(Entries taken from a collection)
- - - - -
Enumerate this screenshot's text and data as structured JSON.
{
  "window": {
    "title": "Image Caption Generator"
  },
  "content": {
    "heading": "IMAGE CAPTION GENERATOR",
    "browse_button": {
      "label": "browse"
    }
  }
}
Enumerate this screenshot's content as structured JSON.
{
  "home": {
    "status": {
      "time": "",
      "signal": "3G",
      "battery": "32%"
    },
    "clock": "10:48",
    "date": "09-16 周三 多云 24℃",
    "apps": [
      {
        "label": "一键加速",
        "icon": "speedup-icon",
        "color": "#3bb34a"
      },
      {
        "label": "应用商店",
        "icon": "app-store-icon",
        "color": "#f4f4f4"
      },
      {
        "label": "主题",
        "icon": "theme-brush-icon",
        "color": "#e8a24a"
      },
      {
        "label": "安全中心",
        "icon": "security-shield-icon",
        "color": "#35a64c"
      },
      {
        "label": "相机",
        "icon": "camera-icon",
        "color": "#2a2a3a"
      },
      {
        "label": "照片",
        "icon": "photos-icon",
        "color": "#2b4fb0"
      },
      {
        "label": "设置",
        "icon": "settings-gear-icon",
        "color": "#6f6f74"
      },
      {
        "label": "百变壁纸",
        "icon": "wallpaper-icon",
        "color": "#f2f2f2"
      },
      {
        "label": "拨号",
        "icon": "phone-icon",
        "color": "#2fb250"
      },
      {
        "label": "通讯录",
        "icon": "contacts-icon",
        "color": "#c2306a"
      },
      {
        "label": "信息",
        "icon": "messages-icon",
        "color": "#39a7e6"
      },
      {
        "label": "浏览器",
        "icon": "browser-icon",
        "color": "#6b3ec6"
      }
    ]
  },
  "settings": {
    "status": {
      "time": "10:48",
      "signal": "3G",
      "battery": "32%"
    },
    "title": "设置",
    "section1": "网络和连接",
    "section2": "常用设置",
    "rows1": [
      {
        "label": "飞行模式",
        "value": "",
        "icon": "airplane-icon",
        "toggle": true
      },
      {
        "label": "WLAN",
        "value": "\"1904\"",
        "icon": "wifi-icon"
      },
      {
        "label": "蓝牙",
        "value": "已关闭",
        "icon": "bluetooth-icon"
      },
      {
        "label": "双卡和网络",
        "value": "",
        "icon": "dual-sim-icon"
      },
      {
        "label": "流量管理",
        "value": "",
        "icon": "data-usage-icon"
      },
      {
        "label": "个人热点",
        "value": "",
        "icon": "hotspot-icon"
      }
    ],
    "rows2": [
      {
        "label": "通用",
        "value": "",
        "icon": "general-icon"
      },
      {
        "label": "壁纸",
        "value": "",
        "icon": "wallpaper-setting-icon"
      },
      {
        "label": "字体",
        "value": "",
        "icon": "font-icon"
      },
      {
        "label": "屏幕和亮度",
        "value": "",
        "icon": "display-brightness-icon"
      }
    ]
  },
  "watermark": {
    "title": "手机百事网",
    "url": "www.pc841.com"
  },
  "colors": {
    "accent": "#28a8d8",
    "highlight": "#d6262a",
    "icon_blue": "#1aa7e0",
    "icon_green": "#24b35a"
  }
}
- - - - -
REQUIREMENT:
Read through the entries and copy every line that includes "Enumerate".

SOLUTION TO THE EXERCISE:
Enumerate this screenshot's text and data as structured JSON.
Enumerate this screenshot's content as structured JSON.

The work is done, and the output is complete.